* begin *

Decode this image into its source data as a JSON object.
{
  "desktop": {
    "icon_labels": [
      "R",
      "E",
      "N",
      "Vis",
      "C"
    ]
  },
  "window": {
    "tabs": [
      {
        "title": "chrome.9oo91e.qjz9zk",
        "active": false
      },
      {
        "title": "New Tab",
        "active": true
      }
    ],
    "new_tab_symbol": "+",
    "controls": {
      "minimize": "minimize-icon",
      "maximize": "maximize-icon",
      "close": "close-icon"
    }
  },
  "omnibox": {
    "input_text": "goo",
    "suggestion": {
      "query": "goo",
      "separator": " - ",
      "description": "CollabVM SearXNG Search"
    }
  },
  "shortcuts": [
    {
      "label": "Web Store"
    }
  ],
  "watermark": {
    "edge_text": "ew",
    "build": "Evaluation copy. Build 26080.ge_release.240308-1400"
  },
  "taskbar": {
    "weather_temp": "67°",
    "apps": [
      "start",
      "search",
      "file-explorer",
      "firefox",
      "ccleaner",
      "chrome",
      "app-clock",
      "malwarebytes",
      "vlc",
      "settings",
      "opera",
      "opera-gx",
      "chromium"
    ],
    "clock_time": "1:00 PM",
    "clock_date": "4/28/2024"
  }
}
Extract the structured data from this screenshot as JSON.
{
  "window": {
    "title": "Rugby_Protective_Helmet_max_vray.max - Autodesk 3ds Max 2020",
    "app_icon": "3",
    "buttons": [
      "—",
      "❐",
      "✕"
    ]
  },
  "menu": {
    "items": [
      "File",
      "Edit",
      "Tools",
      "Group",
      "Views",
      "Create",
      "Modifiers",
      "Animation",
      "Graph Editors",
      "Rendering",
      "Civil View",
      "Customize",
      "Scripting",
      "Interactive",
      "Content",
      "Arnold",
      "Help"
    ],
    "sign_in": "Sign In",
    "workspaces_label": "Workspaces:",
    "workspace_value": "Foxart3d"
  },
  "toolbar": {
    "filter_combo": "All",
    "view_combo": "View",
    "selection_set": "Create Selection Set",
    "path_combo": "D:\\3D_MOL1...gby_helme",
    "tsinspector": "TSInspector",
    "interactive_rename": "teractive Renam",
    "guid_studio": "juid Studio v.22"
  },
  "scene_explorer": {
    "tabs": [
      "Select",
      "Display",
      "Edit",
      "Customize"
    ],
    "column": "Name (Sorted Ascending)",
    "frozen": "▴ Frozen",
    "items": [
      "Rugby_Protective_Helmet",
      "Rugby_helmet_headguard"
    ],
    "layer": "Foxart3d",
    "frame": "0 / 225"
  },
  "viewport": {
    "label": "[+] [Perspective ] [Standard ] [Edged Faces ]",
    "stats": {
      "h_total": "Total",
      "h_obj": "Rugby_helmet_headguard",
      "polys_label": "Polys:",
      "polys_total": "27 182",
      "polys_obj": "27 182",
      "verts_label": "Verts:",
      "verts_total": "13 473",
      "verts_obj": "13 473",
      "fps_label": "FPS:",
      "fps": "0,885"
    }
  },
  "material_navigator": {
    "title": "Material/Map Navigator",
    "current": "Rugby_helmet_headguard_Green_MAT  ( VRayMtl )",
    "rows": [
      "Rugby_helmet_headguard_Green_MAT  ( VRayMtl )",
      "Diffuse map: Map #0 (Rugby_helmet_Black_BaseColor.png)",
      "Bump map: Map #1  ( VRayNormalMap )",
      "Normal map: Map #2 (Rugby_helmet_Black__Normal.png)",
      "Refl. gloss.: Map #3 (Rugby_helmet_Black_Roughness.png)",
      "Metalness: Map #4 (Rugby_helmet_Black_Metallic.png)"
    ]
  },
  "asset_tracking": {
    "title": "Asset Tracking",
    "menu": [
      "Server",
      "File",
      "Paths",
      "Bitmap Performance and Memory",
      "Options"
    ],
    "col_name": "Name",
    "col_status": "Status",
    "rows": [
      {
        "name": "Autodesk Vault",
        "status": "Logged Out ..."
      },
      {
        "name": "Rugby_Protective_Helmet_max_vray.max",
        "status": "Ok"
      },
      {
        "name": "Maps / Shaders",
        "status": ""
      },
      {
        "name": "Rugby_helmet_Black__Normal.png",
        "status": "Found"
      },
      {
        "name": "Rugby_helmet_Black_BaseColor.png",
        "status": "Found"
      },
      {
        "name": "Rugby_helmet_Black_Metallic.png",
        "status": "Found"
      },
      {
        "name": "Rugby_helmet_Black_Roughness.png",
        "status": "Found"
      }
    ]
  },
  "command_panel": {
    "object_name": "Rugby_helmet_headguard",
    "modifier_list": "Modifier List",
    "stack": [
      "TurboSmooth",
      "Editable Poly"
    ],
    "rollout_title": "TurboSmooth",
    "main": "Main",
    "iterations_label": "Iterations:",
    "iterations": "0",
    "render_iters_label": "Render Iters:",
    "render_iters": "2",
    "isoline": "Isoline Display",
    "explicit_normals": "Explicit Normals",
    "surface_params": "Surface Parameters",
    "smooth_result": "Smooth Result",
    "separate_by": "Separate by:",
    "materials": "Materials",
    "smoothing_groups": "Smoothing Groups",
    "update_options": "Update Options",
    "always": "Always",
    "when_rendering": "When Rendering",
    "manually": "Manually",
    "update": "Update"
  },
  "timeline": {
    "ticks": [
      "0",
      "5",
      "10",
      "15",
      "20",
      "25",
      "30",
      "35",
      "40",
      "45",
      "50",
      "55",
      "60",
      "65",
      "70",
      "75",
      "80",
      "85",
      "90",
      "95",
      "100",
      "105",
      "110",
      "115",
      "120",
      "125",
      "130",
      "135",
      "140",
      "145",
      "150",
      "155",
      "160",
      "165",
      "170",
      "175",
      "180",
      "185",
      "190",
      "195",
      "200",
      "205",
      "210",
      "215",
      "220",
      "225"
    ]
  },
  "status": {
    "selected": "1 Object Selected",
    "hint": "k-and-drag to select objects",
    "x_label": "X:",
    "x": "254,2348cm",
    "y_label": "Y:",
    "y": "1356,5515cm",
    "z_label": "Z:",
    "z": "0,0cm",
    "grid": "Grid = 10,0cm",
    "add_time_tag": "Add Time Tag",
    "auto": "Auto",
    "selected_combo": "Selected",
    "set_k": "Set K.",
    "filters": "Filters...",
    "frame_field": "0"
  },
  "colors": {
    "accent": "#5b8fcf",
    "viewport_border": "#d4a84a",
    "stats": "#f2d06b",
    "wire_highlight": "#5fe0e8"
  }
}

* end *

— Exercise prompt —
Retype the material in full, character for character.

— Solved problem —
Decode this image into its source data as a JSON object.
{
  "desktop": {
    "icon_labels": [
      "R",
      "E",
      "N",
      "Vis",
      "C"
    ]
  },
  "window": {
    "tabs": [
      {
        "title": "chrome.9oo91e.qjz9zk",
        "active": false
      },
      {
        "title": "New Tab",
        "active": true
      }
    ],
    "new_tab_symbol": "+",
    "controls": {
      "minimize": "minimize-icon",
      "maximize": "maximize-icon",
      "close": "close-icon"
    }
  },
  "omnibox": {
    "input_text": "goo",
    "suggestion": {
      "query": "goo",
      "separator": " - ",
      "description": "CollabVM SearXNG Search"
    }
  },
  "shortcuts": [
    {
      "label": "Web Store"
    }
  ],
  "watermark": {
    "edge_text": "ew",
    "build": "Evaluation copy. Build 26080.ge_release.240308-1400"
  },
  "taskbar": {
    "weather_temp": "67°",
    "apps": [
      "start",
      "search",
      "file-explorer",
      "firefox",
      "ccleaner",
      "chrome",
      "app-clock",
      "malwarebytes",
      "vlc",
      "settings",
      "opera",
      "opera-gx",
      "chromium"
    ],
    "clock_time": "1:00 PM",
    "clock_date": "4/28/2024"
  }
}
Extract the structured data from this screenshot as JSON.
{
  "window": {
    "title": "Rugby_Protective_Helmet_max_vray.max - Autodesk 3ds Max 2020",
    "app_icon": "3",
    "buttons": [
      "—",
      "❐",
      "✕"
    ]
  },
  "menu": {
    "items": [
      "File",
      "Edit",
      "Tools",
      "Group",
      "Views",
      "Create",
      "Modifiers",
      "Animation",
      "Graph Editors",
      "Rendering",
      "Civil View",
      "Customize",
      "Scripting",
      "Interactive",
      "Content",
      "Arnold",
      "Help"
    ],
    "sign_in": "Sign In",
    "workspaces_label": "Workspaces:",
    "workspace_value": "Foxart3d"
  },
  "toolbar": {
    "filter_combo": "All",
    "view_combo": "View",
    "selection_set": "Create Selection Set",
    "path_combo": "D:\\3D_MOL1...gby_helme",
    "tsinspector": "TSInspector",
    "interactive_rename": "teractive Renam",
    "guid_studio": "juid Studio v.22"
  },
  "scene_explorer": {
    "tabs": [
      "Select",
      "Display",
      "Edit",
      "Customize"
    ],
    "column": "Name (Sorted Ascending)",
    "frozen": "▴ Frozen",
    "items": [
      "Rugby_Protective_Helmet",
      "Rugby_helmet_headguard"
    ],
    "layer": "Foxart3d",
    "frame": "0 / 225"
  },
  "viewport": {
    "label": "[+] [Perspective ] [Standard ] [Edged Faces ]",
    "stats": {
      "h_total": "Total",
      "h_obj": "Rugby_helmet_headguard",
      "polys_label": "Polys:",
      "polys_total": "27 182",
      "polys_obj": "27 182",
      "verts_label": "Verts:",
      "verts_total": "13 473",
      "verts_obj": "13 473",
      "fps_label": "FPS:",
      "fps": "0,885"
    }
  },
  "material_navigator": {
    "title": "Material/Map Navigator",
    "current": "Rugby_helmet_headguard_Green_MAT  ( VRayMtl )",
    "rows": [
      "Rugby_helmet_headguard_Green_MAT  ( VRayMtl )",
      "Diffuse map: Map #0 (Rugby_helmet_Black_BaseColor.png)",
      "Bump map: Map #1  ( VRayNormalMap )",
      "Normal map: Map #2 (Rugby_helmet_Black__Normal.png)",
      "Refl. gloss.: Map #3 (Rugby_helmet_Black_Roughness.png)",
      "Metalness: Map #4 (Rugby_helmet_Black_Metallic.png)"
    ]
  },
  "asset_tracking": {
    "title": "Asset Tracking",
    "menu": [
      "Server",
      "File",
      "Paths",
      "Bitmap Performance and Memory",
      "Options"
    ],
    "col_name": "Name",
    "col_status": "Status",
    "rows": [
      {
        "name": "Autodesk Vault",
        "status": "Logged Out ..."
      },
      {
        "name": "Rugby_Protective_Helmet_max_vray.max",
        "status": "Ok"
      },
      {
        "name": "Maps / Shaders",
        "status": ""
      },
      {
        "name": "Rugby_helmet_Black__Normal.png",
        "status": "Found"
      },
      {
        "name": "Rugby_helmet_Black_BaseColor.png",
        "status": "Found"
      },
      {
        "name": "Rugby_helmet_Black_Metallic.png",
        "status": "Found"
      },
      {
        "name": "Rugby_helmet_Black_Roughness.png",
        "status": "Found"
      }
    ]
  },
  "command_panel": {
    "object_name": "Rugby_helmet_headguard",
    "modifier_list": "Modifier List",
    "stack": [
      "TurboSmooth",
      "Editable Poly"
    ],
    "rollout_title": "TurboSmooth",
    "main": "Main",
    "iterations_label": "Iterations:",
    "iterations": "0",
    "render_iters_label": "Render Iters:",
    "render_iters": "2",
    "isoline": "Isoline Display",
    "explicit_normals": "Explicit Normals",
    "surface_params": "Surface Parameters",
    "smooth_result": "Smooth Result",
    "separate_by": "Separate by:",
    "materials": "Materials",
    "smoothing_groups": "Smoothing Groups",
    "update_options": "Update Options",
    "always": "Always",
    "when_rendering": "When Rendering",
    "manually": "Manually",
    "update": "Update"
  },
  "timeline": {
    "ticks": [
      "0",
      "5",
      "10",
      "15",
      "20",
      "25",
      "30",
      "35",
      "40",
      "45",
      "50",
      "55",
      "60",
      "65",
      "70",
      "75",
      "80",
      "85",
      "90",
      "95",
      "100",
      "105",
      "110",
      "115",
      "120",
      "125",
      "130",
      "135",
      "140",
      "145",
      "150",
      "155",
      "160",
      "165",
      "170",
      "175",
      "180",
      "185",
      "190",
      "195",
      "200",
      "205",
      "210",
      "215",
      "220",
      "225"
    ]
  },
  "status": {
    "selected": "1 Object Selected",
    "hint": "k-and-drag to select objects",
    "x_label": "X:",
    "x": "254,2348cm",
    "y_label": "Y:",
    "y": "1356,5515cm",
    "z_label": "Z:",
    "z": "0,0cm",
    "grid": "Grid = 10,0cm",
    "add_time_tag": "Add Time Tag",
    "auto": "Auto",
    "selected_combo": "Selected",
    "set_k": "Set K.",
    "filters": "Filters...",
    "frame_field": "0"
  },
  "colors": {
    "accent": "#5b8fcf",
    "viewport_border": "#d4a84a",
    "stats": "#f2d06b",
    "wire_highlight": "#5fe0e8"
  }
}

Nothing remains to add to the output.